§ **Stated problem**: Using the entries below, quote exactly the span of lines that begins with the line containing "What does this" and ends with the final line.

§ **Excerpted records**:
◆ ◆ ◆ ◆

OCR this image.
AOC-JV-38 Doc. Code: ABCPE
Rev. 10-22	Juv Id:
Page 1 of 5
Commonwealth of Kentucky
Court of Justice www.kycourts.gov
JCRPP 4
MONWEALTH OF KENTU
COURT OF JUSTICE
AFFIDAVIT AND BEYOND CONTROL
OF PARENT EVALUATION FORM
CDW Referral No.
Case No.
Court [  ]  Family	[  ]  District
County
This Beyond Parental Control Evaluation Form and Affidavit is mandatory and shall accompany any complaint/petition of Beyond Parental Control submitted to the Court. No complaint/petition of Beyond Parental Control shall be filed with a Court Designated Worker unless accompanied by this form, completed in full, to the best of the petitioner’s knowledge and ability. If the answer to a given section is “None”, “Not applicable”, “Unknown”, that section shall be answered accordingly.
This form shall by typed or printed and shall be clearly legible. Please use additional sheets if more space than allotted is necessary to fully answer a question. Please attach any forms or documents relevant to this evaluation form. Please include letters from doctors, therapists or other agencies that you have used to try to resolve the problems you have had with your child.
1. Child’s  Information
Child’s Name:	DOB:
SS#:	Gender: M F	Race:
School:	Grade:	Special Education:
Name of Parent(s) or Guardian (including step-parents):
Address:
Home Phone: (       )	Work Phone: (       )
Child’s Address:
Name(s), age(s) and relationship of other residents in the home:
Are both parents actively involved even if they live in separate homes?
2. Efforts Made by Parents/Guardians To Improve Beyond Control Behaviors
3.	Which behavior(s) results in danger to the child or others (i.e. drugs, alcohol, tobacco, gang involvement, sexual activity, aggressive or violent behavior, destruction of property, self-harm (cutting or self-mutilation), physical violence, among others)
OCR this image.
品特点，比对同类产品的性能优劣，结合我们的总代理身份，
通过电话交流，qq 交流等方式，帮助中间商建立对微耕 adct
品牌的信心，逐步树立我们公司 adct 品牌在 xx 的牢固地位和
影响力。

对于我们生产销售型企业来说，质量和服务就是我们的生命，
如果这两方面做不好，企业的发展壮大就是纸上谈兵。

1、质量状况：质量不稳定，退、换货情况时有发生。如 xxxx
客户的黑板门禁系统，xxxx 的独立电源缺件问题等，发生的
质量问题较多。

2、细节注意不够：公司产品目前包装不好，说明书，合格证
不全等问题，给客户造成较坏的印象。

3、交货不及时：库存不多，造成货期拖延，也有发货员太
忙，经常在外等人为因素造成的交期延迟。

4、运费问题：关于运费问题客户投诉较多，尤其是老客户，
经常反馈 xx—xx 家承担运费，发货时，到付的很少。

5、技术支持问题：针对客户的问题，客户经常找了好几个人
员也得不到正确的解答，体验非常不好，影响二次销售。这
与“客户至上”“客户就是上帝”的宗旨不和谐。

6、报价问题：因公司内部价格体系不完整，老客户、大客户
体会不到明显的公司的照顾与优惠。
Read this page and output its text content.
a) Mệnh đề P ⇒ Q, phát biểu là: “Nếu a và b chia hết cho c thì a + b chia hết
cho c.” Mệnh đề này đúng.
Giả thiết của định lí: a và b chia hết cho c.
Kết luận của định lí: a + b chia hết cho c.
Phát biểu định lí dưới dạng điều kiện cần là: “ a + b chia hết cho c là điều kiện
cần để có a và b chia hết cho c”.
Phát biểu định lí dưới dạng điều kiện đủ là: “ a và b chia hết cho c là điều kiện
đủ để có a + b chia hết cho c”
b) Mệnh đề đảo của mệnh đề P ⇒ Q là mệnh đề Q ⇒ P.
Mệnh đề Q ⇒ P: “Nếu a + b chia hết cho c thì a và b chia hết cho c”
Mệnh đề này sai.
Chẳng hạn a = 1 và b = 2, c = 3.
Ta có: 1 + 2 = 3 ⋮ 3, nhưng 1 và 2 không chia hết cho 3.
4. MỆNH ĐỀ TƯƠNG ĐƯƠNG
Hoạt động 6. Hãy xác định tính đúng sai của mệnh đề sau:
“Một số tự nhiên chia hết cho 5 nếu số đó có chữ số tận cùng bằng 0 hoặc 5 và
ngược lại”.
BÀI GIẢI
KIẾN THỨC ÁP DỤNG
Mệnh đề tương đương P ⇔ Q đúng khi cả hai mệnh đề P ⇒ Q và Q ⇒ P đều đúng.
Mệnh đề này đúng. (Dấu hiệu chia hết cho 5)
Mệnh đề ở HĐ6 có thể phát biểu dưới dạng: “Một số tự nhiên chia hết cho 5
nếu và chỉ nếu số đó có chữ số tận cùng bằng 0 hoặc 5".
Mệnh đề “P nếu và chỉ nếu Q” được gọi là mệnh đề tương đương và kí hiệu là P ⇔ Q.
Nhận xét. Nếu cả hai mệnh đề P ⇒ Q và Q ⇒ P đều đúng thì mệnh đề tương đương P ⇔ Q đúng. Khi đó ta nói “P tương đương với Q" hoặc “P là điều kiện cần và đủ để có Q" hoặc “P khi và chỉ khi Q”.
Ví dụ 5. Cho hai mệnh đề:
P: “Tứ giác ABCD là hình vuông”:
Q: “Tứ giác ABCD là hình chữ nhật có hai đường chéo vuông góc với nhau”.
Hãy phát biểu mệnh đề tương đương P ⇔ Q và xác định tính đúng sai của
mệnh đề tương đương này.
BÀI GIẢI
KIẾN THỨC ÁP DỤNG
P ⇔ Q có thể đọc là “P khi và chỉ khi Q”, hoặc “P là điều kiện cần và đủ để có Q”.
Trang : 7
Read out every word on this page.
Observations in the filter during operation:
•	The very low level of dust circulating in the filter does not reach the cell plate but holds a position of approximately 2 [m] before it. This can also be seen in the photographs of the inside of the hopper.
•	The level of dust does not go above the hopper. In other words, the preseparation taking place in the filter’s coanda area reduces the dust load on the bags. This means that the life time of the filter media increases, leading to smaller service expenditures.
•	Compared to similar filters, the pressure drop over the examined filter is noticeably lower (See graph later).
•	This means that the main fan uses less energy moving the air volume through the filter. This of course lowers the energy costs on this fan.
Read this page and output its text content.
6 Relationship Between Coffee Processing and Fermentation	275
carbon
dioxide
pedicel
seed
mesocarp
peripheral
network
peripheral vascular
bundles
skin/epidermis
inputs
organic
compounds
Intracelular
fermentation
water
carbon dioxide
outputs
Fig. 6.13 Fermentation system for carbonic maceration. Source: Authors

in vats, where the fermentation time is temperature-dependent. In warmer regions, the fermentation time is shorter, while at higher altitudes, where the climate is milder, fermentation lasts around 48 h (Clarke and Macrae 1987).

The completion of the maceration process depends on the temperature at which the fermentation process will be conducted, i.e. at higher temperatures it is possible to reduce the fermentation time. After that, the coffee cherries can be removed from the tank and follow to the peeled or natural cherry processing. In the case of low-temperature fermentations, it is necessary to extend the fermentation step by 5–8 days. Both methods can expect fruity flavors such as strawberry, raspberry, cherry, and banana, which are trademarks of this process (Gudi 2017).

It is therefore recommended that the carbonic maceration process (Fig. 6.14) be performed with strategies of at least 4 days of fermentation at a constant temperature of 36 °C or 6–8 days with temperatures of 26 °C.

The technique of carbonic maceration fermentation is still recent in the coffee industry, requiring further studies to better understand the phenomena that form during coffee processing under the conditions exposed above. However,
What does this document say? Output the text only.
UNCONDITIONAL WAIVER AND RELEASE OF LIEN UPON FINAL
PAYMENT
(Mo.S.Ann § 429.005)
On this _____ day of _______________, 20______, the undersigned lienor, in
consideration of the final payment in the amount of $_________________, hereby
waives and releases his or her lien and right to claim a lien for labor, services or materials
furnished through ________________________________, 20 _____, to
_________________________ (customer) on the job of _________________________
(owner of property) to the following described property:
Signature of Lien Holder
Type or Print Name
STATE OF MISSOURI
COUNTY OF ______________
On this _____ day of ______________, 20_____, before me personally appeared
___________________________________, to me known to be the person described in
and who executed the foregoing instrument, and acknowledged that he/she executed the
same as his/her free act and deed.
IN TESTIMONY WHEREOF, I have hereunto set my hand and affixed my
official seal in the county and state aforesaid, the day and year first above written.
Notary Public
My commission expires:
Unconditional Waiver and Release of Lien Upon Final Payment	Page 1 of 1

◆ ◆ ◆ ◆

§ **Solved exercise**:
What does this document say? Output the text only.
UNCONDITIONAL WAIVER AND RELEASE OF LIEN UPON FINAL
PAYMENT
(Mo.S.Ann § 429.005)
On this _____ day of _______________, 20______, the undersigned lienor, in
consideration of the final payment in the amount of $_________________, hereby
waives and releases his or her lien and right to claim a lien for labor, services or materials
furnished through ________________________________, 20 _____, to
_________________________ (customer) on the job of _________________________
(owner of property) to the following described property:
Signature of Lien Holder
Type or Print Name
STATE OF MISSOURI
COUNTY OF ______________
On this _____ day of ______________, 20_____, before me personally appeared
___________________________________, to me known to be the person described in
and who executed the foregoing instrument, and acknowledged that he/she executed the
same as his/her free act and deed.
IN TESTIMONY WHEREOF, I have hereunto set my hand and affixed my
official seal in the county and state aforesaid, the day and year first above written.
Notary Public
My commission expires:
Unconditional Waiver and Release of Lien Upon Final Payment	Page 1 of 1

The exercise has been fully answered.